## Stated problem
Your job is to restate each entry word for word.

## Entries provided
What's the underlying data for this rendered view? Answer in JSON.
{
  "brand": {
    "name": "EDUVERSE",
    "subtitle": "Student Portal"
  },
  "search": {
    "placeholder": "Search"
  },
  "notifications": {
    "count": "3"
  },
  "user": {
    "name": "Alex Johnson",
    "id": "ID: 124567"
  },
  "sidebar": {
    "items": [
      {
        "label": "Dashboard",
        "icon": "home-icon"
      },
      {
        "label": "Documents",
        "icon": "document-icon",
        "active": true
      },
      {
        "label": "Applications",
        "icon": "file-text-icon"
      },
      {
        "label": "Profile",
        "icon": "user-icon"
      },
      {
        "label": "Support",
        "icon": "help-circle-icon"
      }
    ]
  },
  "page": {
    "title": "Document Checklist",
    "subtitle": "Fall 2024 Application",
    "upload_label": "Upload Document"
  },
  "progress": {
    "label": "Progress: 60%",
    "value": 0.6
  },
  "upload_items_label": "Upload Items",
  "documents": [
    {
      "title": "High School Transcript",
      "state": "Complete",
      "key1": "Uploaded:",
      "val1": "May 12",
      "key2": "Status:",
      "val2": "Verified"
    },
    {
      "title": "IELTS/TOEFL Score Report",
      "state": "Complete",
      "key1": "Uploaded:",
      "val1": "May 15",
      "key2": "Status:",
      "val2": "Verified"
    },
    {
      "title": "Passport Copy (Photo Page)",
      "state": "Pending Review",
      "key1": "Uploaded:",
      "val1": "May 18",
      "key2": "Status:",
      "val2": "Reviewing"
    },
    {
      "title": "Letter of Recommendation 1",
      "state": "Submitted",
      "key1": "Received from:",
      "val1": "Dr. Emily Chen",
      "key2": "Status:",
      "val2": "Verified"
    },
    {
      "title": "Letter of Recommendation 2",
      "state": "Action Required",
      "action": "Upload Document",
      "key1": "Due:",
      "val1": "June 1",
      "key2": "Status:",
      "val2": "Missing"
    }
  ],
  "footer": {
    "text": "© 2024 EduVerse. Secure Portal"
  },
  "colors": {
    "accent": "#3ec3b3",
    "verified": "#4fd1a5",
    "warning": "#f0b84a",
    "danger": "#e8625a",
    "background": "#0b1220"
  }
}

## Answer to the problem
What's the underlying data for this rendered view? Answer in JSON.
{
  "brand": {
    "name": "EDUVERSE",
    "subtitle": "Student Portal"
  },
  "search": {
    "placeholder": "Search"
  },
  "notifications": {
    "count": "3"
  },
  "user": {
    "name": "Alex Johnson",
    "id": "ID: 124567"
  },
  "sidebar": {
    "items": [
      {
        "label": "Dashboard",
        "icon": "home-icon"
      },
      {
        "label": "Documents",
        "icon": "document-icon",
        "active": true
      },
      {
        "label": "Applications",
        "icon": "file-text-icon"
      },
      {
        "label": "Profile",
        "icon": "user-icon"
      },
      {
        "label": "Support",
        "icon": "help-circle-icon"
      }
    ]
  },
  "page": {
    "title": "Document Checklist",
    "subtitle": "Fall 2024 Application",
    "upload_label": "Upload Document"
  },
  "progress": {
    "label": "Progress: 60%",
    "value": 0.6
  },
  "upload_items_label": "Upload Items",
  "documents": [
    {
      "title": "High School Transcript",
      "state": "Complete",
      "key1": "Uploaded:",
      "val1": "May 12",
      "key2": "Status:",
      "val2": "Verified"
    },
    {
      "title": "IELTS/TOEFL Score Report",
      "state": "Complete",
      "key1": "Uploaded:",
      "val1": "May 15",
      "key2": "Status:",
      "val2": "Verified"
    },
    {
      "title": "Passport Copy (Photo Page)",
      "state": "Pending Review",
      "key1": "Uploaded:",
      "val1": "May 18",
      "key2": "Status:",
      "val2": "Reviewing"
    },
    {
      "title": "Letter of Recommendation 1",
      "state": "Submitted",
      "key1": "Received from:",
      "val1": "Dr. Emily Chen",
      "key2": "Status:",
      "val2": "Verified"
    },
    {
      "title": "Letter of Recommendation 2",
      "state": "Action Required",
      "action": "Upload Document",
      "key1": "Due:",
      "val1": "June 1",
      "key2": "Status:",
      "val2": "Missing"
    }
  ],
  "footer": {
    "text": "© 2024 EduVerse. Secure Portal"
  },
  "colors": {
    "accent": "#3ec3b3",
    "verified": "#4fd1a5",
    "warning": "#f0b84a",
    "danger": "#e8625a",
    "background": "#0b1220"
  }
}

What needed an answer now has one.